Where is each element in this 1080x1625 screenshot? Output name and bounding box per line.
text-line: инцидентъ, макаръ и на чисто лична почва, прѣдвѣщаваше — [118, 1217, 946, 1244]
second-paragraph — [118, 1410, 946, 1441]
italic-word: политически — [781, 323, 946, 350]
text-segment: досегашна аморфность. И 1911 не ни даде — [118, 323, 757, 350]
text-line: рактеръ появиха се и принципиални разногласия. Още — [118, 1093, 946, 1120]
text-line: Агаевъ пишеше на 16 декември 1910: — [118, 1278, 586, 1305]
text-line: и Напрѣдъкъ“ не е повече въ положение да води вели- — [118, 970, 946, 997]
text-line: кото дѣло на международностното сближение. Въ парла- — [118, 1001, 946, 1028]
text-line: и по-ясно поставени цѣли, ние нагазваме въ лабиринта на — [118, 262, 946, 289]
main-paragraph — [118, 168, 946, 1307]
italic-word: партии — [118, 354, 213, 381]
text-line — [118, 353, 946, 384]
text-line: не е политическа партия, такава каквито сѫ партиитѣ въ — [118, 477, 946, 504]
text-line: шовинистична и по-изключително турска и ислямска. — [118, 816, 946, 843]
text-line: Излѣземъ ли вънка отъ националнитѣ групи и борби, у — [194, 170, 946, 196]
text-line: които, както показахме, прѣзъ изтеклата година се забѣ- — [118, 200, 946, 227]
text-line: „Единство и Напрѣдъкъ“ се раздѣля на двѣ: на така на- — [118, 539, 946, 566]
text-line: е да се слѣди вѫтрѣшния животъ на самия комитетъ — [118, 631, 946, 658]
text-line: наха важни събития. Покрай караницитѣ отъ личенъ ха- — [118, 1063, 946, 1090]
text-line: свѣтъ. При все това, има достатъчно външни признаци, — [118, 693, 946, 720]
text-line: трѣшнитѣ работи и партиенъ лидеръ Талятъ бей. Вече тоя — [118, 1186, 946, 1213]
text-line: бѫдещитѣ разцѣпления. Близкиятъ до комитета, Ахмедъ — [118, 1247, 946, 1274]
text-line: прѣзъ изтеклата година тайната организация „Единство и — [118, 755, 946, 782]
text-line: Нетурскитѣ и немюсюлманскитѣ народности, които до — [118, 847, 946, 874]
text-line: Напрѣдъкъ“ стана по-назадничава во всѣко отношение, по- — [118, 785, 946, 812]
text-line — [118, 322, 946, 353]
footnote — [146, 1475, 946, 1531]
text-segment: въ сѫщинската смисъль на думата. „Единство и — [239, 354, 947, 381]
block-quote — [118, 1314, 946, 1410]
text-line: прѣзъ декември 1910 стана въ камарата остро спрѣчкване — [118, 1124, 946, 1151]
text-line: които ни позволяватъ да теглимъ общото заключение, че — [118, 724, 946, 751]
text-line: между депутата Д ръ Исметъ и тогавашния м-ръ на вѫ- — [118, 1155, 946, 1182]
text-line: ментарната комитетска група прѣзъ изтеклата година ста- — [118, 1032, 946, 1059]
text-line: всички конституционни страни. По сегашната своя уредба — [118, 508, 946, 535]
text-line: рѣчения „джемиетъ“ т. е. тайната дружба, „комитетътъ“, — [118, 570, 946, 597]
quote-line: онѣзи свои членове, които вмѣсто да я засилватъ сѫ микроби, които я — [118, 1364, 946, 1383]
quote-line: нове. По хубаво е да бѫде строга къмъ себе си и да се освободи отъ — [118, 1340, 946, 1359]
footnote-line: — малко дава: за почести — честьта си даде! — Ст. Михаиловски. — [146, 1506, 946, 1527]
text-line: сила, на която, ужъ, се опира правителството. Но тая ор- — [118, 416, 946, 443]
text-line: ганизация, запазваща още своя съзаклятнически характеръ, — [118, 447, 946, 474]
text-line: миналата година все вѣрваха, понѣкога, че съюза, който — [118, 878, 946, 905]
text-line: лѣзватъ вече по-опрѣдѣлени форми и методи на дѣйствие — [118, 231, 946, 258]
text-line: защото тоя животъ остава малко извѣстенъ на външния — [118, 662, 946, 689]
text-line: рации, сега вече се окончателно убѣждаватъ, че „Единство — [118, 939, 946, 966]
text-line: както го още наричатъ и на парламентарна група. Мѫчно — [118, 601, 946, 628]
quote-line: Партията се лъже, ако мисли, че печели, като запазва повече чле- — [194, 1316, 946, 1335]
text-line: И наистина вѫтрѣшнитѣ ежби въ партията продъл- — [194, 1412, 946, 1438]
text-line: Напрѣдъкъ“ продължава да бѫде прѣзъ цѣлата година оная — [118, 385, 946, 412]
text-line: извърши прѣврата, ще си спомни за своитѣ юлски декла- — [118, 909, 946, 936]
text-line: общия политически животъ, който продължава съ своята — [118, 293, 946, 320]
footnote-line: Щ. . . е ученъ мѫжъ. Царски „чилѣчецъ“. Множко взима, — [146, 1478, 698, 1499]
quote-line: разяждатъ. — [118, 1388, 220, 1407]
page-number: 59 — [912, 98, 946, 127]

_____

EXERCISE PROMPT: Extract every line of the data above and reproduce each one unchanged.

TASK ANSWER:
Where is each element in this 1080x1625 screenshot? Output name and bounding box per line.
text-line: инцидентъ, макаръ и на чисто лична почва, прѣдвѣщаваше — [118, 1217, 946, 1244]
second-paragraph — [118, 1410, 946, 1441]
italic-word: политически — [781, 323, 946, 350]
text-segment: досегашна аморфность. И 1911 не ни даде — [118, 323, 757, 350]
text-line: рактеръ появиха се и принципиални разногласия. Още — [118, 1093, 946, 1120]
text-line: Агаевъ пишеше на 16 декември 1910: — [118, 1278, 586, 1305]
text-line: и Напрѣдъкъ“ не е повече въ положение да води вели- — [118, 970, 946, 997]
text-line: кото дѣло на международностното сближение. Въ парла- — [118, 1001, 946, 1028]
text-line: и по-ясно поставени цѣли, ние нагазваме въ лабиринта на — [118, 262, 946, 289]
main-paragraph — [118, 168, 946, 1307]
italic-word: партии — [118, 354, 213, 381]
text-line — [118, 353, 946, 384]
text-line: не е политическа партия, такава каквито сѫ партиитѣ въ — [118, 477, 946, 504]
text-line: шовинистична и по-изключително турска и ислямска. — [118, 816, 946, 843]
text-line: Излѣземъ ли вънка отъ националнитѣ групи и борби, у — [194, 170, 946, 196]
text-line: които, както показахме, прѣзъ изтеклата година се забѣ- — [118, 200, 946, 227]
text-line: „Единство и Напрѣдъкъ“ се раздѣля на двѣ: на така на- — [118, 539, 946, 566]
text-line: е да се слѣди вѫтрѣшния животъ на самия комитетъ — [118, 631, 946, 658]
text-line: наха важни събития. Покрай караницитѣ отъ личенъ ха- — [118, 1063, 946, 1090]
text-line: свѣтъ. При все това, има достатъчно външни признаци, — [118, 693, 946, 720]
text-line: трѣшнитѣ работи и партиенъ лидеръ Талятъ бей. Вече тоя — [118, 1186, 946, 1213]
text-line: бѫдещитѣ разцѣпления. Близкиятъ до комитета, Ахмедъ — [118, 1247, 946, 1274]
text-line: прѣзъ изтеклата година тайната организация „Единство и — [118, 755, 946, 782]
text-line: Нетурскитѣ и немюсюлманскитѣ народности, които до — [118, 847, 946, 874]
text-line: Напрѣдъкъ“ стана по-назадничава во всѣко отношение, по- — [118, 785, 946, 812]
text-line — [118, 322, 946, 353]
footnote — [146, 1475, 946, 1531]
text-segment: въ сѫщинската смисъль на думата. „Единство и — [239, 354, 947, 381]
block-quote — [118, 1314, 946, 1410]
text-line: прѣзъ декември 1910 стана въ камарата остро спрѣчкване — [118, 1124, 946, 1151]
text-line: които ни позволяватъ да теглимъ общото заключение, че — [118, 724, 946, 751]
text-line: между депутата Д ръ Исметъ и тогавашния м-ръ на вѫ- — [118, 1155, 946, 1182]
text-line: ментарната комитетска група прѣзъ изтеклата година ста- — [118, 1032, 946, 1059]
text-line: всички конституционни страни. По сегашната своя уредба — [118, 508, 946, 535]
text-line: рѣчения „джемиетъ“ т. е. тайната дружба, „комитетътъ“, — [118, 570, 946, 597]
quote-line: онѣзи свои членове, които вмѣсто да я засилватъ сѫ микроби, които я — [118, 1364, 946, 1383]
quote-line: нове. По хубаво е да бѫде строга къмъ себе си и да се освободи отъ — [118, 1340, 946, 1359]
footnote-line: — малко дава: за почести — честьта си даде! — Ст. Михаиловски. — [146, 1506, 946, 1527]
text-line: сила, на която, ужъ, се опира правителството. Но тая ор- — [118, 416, 946, 443]
text-line: ганизация, запазваща още своя съзаклятнически характеръ, — [118, 447, 946, 474]
text-line: миналата година все вѣрваха, понѣкога, че съюза, който — [118, 878, 946, 905]
text-line: лѣзватъ вече по-опрѣдѣлени форми и методи на дѣйствие — [118, 231, 946, 258]
text-line: защото тоя животъ остава малко извѣстенъ на външния — [118, 662, 946, 689]
text-line: рации, сега вече се окончателно убѣждаватъ, че „Единство — [118, 939, 946, 966]
text-line: както го още наричатъ и на парламентарна група. Мѫчно — [118, 601, 946, 628]
quote-line: Партията се лъже, ако мисли, че печели, като запазва повече чле- — [194, 1316, 946, 1335]
text-line: И наистина вѫтрѣшнитѣ ежби въ партията продъл- — [194, 1412, 946, 1438]
text-line: Напрѣдъкъ“ продължава да бѫде прѣзъ цѣлата година оная — [118, 385, 946, 412]
text-line: извърши прѣврата, ще си спомни за своитѣ юлски декла- — [118, 909, 946, 936]
text-line: общия политически животъ, който продължава съ своята — [118, 293, 946, 320]
footnote-line: Щ. . . е ученъ мѫжъ. Царски „чилѣчецъ“. Множко взима, — [146, 1478, 698, 1499]
quote-line: разяждатъ. — [118, 1388, 220, 1407]
page-number: 59 — [912, 98, 946, 127]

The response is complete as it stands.